== RECORDED DATA

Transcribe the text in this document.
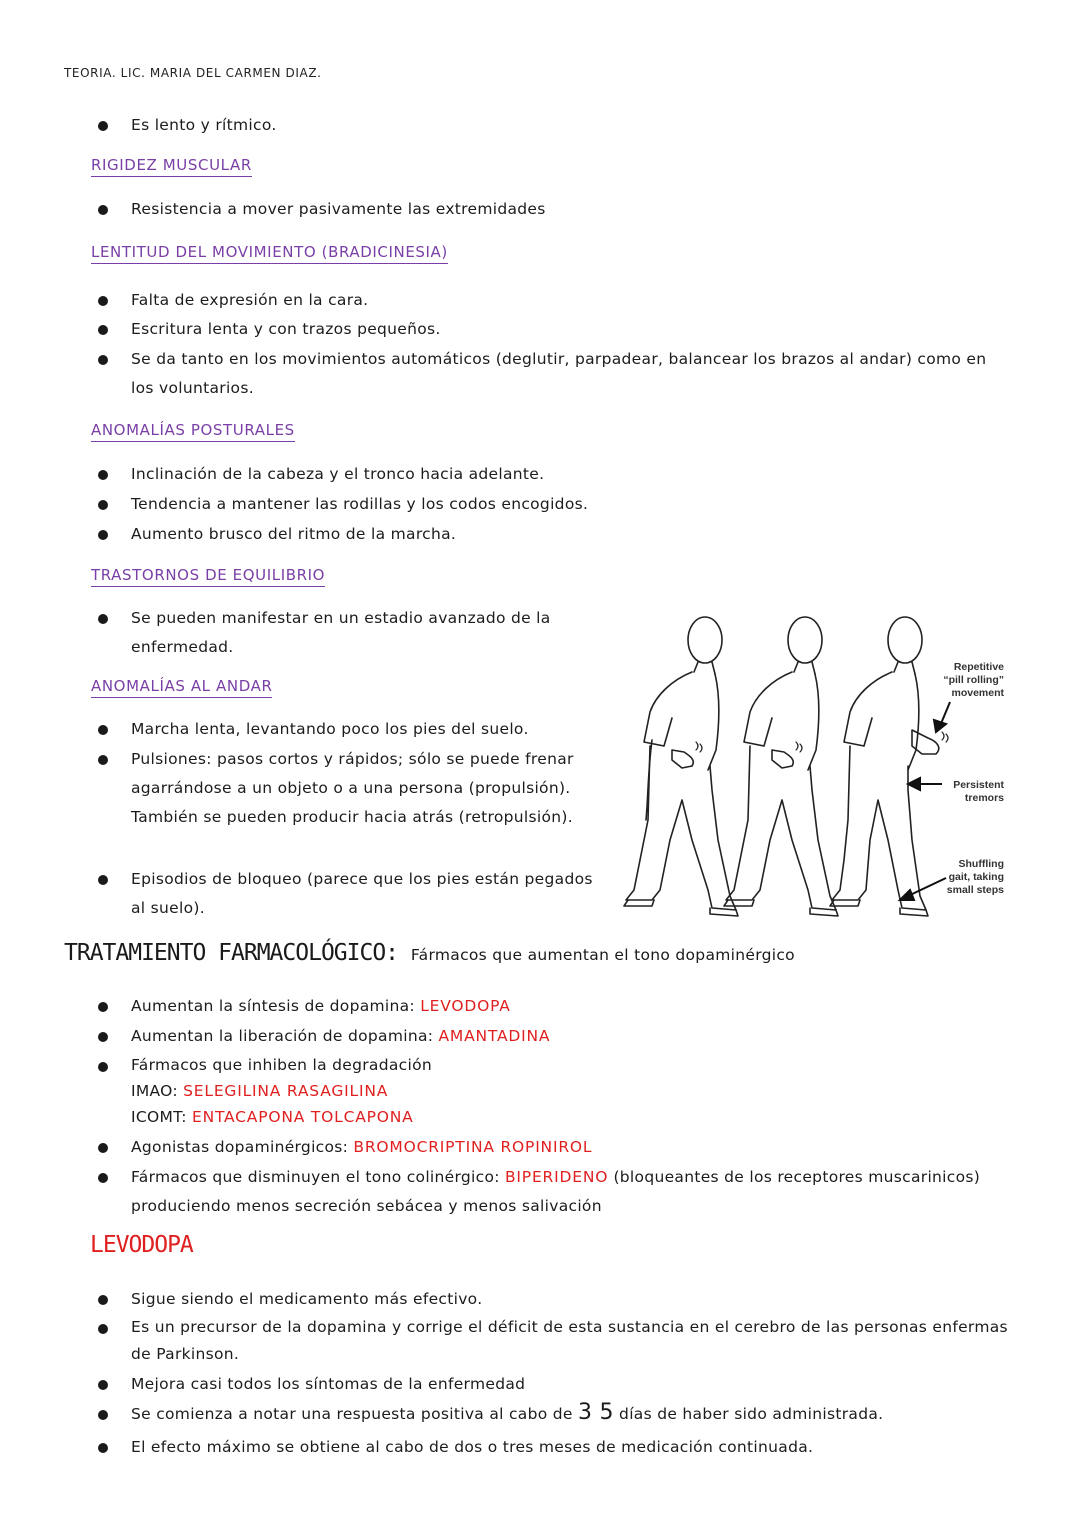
TEORIA. LIC. MARIA DEL CARMEN DIAZ.
Es lento y rítmico.
RIGIDEZ MUSCULAR
Resistencia a mover pasivamente las extremidades
LENTITUD DEL MOVIMIENTO (BRADICINESIA)
Falta de expresión en la cara.
Escritura lenta y con trazos pequeños.
Se da tanto en los movimientos automáticos (deglutir, parpadear, balancear los brazos al andar) como en los voluntarios.
ANOMALÍAS POSTURALES
Inclinación de la cabeza y el tronco hacia adelante.
Tendencia a mantener las rodillas y los codos encogidos.
Aumento brusco del ritmo de la marcha.
TRASTORNOS DE EQUILIBRIO
Se pueden manifestar en un estadio avanzado de la enfermedad.
ANOMALÍAS AL ANDAR
Marcha lenta, levantando poco los pies del suelo.
Pulsiones: pasos cortos y rápidos; sólo se puede frenar agarrándose a un objeto o a una persona (propulsión). También se pueden producir hacia atrás (retropulsión).
Episodios de bloqueo (parece que los pies están pegados al suelo).
Repetitive
“pill rolling”
movement
Persistent
tremors
Shuffling
gait, taking
small steps
TRATAMIENTO FARMACOLÓGICO: Fármacos que aumentan el tono dopaminérgico
Aumentan la síntesis de dopamina: LEVODOPA
Aumentan la liberación de dopamina: AMANTADINA
Fármacos que inhiben la degradación
IMAO: SELEGILINA RASAGILINA
ICOMT: ENTACAPONA TOLCAPONA
Agonistas dopaminérgicos: BROMOCRIPTINA ROPINIROL
Fármacos que disminuyen el tono colinérgico: BIPERIDENO (bloqueantes de los receptores muscarinicos)
produciendo menos secreción sebácea y menos salivación
LEVODOPA
Sigue siendo el medicamento más efectivo.
Es un precursor de la dopamina y corrige el déficit de esta sustancia en el cerebro de las personas enfermas de Parkinson.
Mejora casi todos los síntomas de la enfermedad
Se comienza a notar una respuesta positiva al cabo de 3 5 días de haber sido administrada.
El efecto máximo se obtiene al cabo de dos o tres meses de medicación continuada.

====

Copy out every line of the listing that contains the string "pueden".

Se pueden manifestar en un estadio avanzado de la enfermedad.
Pulsiones: pasos cortos y rápidos; sólo se puede frenar agarrándose a un objeto o a una persona (propulsión). También se pueden producir hacia atrás (retropulsión).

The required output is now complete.